▶ _TASK TO CARRY OUT_
Repeat the entire listing exactly as written.
-------- ENTRIES SHOWN --------
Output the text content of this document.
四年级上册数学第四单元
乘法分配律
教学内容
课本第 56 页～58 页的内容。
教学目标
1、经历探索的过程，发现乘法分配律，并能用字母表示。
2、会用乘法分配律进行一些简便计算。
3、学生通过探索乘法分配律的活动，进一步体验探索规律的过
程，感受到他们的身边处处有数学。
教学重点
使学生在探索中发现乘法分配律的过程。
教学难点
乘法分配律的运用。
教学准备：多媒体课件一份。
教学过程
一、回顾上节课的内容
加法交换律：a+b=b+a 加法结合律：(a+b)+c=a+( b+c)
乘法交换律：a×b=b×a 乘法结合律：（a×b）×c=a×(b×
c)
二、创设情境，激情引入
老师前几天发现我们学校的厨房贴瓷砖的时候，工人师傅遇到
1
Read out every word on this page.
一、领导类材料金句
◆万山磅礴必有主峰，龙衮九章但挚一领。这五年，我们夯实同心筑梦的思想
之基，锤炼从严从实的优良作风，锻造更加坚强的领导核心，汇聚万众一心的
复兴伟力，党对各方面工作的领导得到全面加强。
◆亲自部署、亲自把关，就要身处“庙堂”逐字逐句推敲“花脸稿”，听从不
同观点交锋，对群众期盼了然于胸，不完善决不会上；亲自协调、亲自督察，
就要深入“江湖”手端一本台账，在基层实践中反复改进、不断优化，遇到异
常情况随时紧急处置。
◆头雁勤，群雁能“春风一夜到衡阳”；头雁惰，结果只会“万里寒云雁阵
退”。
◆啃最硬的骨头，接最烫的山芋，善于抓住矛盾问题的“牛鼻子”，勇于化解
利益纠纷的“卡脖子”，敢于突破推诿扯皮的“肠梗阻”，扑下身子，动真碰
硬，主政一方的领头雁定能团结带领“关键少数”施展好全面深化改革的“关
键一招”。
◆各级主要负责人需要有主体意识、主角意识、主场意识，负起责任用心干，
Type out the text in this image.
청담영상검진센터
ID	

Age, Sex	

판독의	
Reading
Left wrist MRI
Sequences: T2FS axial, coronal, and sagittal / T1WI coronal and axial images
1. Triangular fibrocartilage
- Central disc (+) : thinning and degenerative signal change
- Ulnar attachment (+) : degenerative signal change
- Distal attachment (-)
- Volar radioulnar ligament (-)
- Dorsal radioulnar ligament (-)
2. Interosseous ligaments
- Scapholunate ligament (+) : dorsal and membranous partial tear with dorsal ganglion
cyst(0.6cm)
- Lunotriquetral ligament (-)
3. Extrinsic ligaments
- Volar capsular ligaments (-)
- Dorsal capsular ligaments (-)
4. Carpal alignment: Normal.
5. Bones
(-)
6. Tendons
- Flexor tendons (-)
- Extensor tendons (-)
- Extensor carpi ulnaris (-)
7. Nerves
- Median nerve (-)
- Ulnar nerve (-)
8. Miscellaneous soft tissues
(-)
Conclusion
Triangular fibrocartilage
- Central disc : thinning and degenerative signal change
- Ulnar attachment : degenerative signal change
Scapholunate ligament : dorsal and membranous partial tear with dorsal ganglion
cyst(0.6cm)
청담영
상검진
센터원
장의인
--------
▶ _SOLUTION TO THIS TASK_
Output the text content of this document.
四年级上册数学第四单元
乘法分配律
教学内容
课本第 56 页～58 页的内容。
教学目标
1、经历探索的过程，发现乘法分配律，并能用字母表示。
2、会用乘法分配律进行一些简便计算。
3、学生通过探索乘法分配律的活动，进一步体验探索规律的过
程，感受到他们的身边处处有数学。
教学重点
使学生在探索中发现乘法分配律的过程。
教学难点
乘法分配律的运用。
教学准备：多媒体课件一份。
教学过程
一、回顾上节课的内容
加法交换律：a+b=b+a 加法结合律：(a+b)+c=a+( b+c)
乘法交换律：a×b=b×a 乘法结合律：（a×b）×c=a×(b×
c)
二、创设情境，激情引入
老师前几天发现我们学校的厨房贴瓷砖的时候，工人师傅遇到
1
Read out every word on this page.
一、领导类材料金句
◆万山磅礴必有主峰，龙衮九章但挚一领。这五年，我们夯实同心筑梦的思想
之基，锤炼从严从实的优良作风，锻造更加坚强的领导核心，汇聚万众一心的
复兴伟力，党对各方面工作的领导得到全面加强。
◆亲自部署、亲自把关，就要身处“庙堂”逐字逐句推敲“花脸稿”，听从不
同观点交锋，对群众期盼了然于胸，不完善决不会上；亲自协调、亲自督察，
就要深入“江湖”手端一本台账，在基层实践中反复改进、不断优化，遇到异
常情况随时紧急处置。
◆头雁勤，群雁能“春风一夜到衡阳”；头雁惰，结果只会“万里寒云雁阵
退”。
◆啃最硬的骨头，接最烫的山芋，善于抓住矛盾问题的“牛鼻子”，勇于化解
利益纠纷的“卡脖子”，敢于突破推诿扯皮的“肠梗阻”，扑下身子，动真碰
硬，主政一方的领头雁定能团结带领“关键少数”施展好全面深化改革的“关
键一招”。
◆各级主要负责人需要有主体意识、主角意识、主场意识，负起责任用心干，
Type out the text in this image.
청담영상검진센터
ID	

Age, Sex	

판독의	
Reading
Left wrist MRI
Sequences: T2FS axial, coronal, and sagittal / T1WI coronal and axial images
1. Triangular fibrocartilage
- Central disc (+) : thinning and degenerative signal change
- Ulnar attachment (+) : degenerative signal change
- Distal attachment (-)
- Volar radioulnar ligament (-)
- Dorsal radioulnar ligament (-)
2. Interosseous ligaments
- Scapholunate ligament (+) : dorsal and membranous partial tear with dorsal ganglion
cyst(0.6cm)
- Lunotriquetral ligament (-)
3. Extrinsic ligaments
- Volar capsular ligaments (-)
- Dorsal capsular ligaments (-)
4. Carpal alignment: Normal.
5. Bones
(-)
6. Tendons
- Flexor tendons (-)
- Extensor tendons (-)
- Extensor carpi ulnaris (-)
7. Nerves
- Median nerve (-)
- Ulnar nerve (-)
8. Miscellaneous soft tissues
(-)
Conclusion
Triangular fibrocartilage
- Central disc : thinning and degenerative signal change
- Ulnar attachment : degenerative signal change
Scapholunate ligament : dorsal and membranous partial tear with dorsal ganglion
cyst(0.6cm)
청담영
상검진
센터원
장의인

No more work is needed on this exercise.